* Exercise materials *
━━━━━━━━━━━━━━━━━━━━━━━━━━━━━━
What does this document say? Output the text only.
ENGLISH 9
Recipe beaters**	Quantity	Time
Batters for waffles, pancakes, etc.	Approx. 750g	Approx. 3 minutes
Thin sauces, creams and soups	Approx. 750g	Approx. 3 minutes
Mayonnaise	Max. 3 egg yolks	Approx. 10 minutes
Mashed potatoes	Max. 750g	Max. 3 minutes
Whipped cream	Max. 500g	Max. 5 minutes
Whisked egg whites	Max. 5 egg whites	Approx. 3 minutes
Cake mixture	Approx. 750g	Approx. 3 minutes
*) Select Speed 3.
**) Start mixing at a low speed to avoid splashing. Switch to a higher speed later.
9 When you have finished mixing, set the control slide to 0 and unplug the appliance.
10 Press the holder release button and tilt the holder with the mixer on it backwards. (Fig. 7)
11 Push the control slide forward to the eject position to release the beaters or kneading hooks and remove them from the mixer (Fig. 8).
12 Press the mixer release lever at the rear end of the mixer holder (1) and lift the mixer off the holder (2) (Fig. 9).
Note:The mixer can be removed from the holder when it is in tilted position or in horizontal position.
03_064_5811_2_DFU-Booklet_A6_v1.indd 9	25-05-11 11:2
━━━━━━━━━━━━━━━━━━━━━━━━━━━━━━
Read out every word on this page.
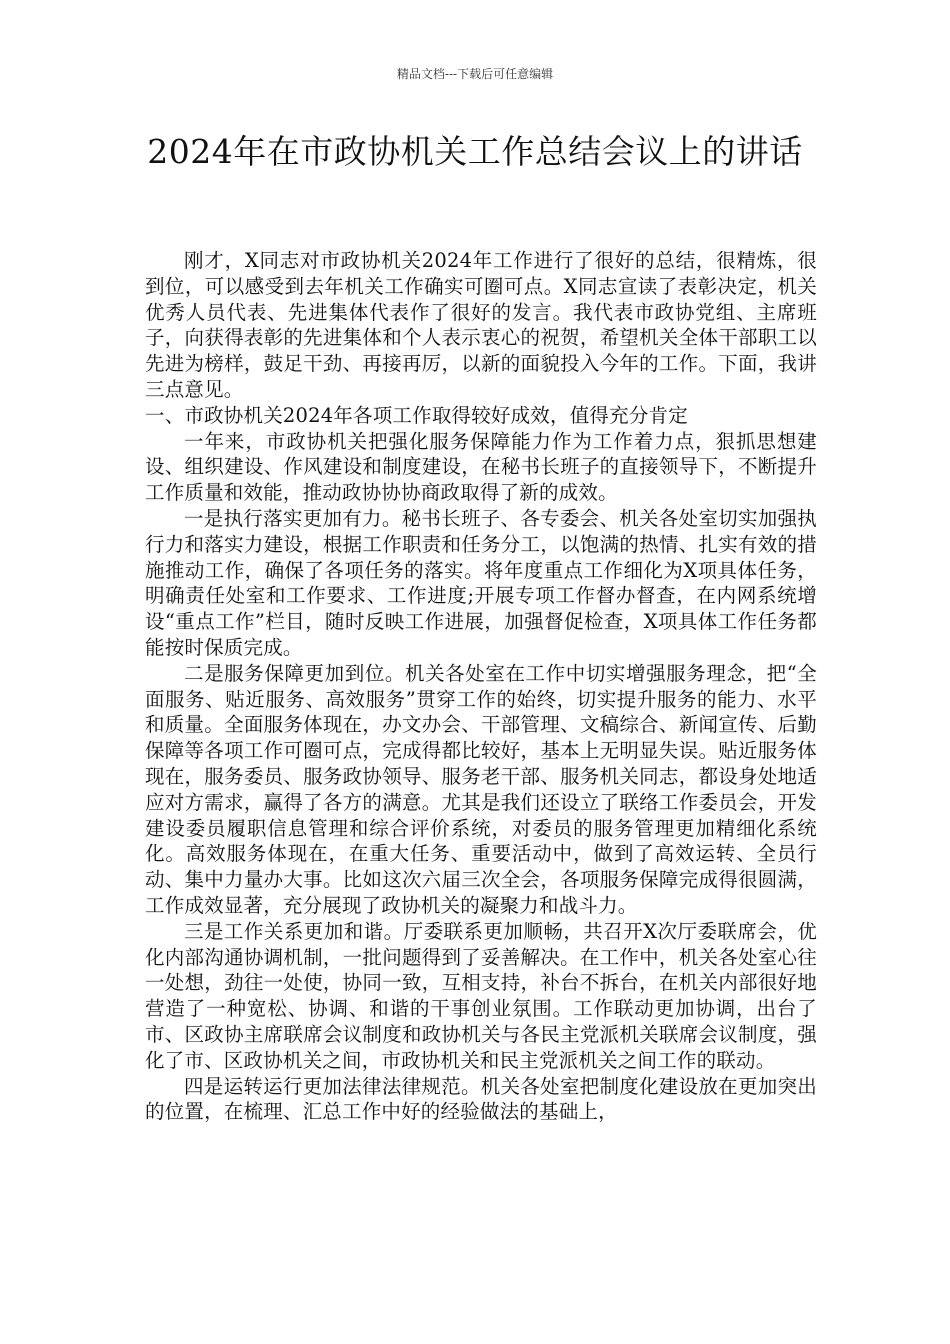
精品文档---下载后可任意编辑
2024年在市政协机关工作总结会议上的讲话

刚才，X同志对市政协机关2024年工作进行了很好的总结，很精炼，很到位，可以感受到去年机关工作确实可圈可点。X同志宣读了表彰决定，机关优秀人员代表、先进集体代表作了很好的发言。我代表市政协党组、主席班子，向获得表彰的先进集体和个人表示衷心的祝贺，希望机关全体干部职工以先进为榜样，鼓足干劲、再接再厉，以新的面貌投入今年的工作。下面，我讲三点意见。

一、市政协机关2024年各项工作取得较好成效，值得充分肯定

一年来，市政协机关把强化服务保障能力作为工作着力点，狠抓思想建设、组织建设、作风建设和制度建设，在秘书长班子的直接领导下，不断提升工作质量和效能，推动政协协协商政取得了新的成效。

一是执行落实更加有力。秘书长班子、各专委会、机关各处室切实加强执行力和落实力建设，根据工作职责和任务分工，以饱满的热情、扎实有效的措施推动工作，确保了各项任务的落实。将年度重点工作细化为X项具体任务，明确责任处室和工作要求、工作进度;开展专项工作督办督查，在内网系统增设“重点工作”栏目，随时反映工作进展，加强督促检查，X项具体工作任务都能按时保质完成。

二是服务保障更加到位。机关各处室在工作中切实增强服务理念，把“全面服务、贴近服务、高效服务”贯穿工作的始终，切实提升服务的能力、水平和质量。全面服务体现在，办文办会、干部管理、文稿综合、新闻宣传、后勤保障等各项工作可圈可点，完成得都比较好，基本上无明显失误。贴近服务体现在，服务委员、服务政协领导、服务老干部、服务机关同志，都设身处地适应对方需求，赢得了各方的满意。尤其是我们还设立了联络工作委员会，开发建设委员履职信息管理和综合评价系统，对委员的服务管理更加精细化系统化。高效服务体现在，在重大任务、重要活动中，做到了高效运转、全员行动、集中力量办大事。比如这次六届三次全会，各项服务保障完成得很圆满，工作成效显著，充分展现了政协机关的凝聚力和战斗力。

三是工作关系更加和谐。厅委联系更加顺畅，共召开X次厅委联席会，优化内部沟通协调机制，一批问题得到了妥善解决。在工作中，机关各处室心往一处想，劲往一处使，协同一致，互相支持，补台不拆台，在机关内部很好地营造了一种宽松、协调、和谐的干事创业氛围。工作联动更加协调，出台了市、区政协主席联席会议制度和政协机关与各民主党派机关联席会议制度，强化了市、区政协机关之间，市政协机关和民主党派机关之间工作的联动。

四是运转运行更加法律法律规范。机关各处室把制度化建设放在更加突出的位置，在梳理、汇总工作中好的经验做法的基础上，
━━━━━━━━━━━━━━━━━━━━━━━━━━━━━━
Tally the lines of the listing that include "control". Reply with nothing but the count.

* Answer to this exercise *
2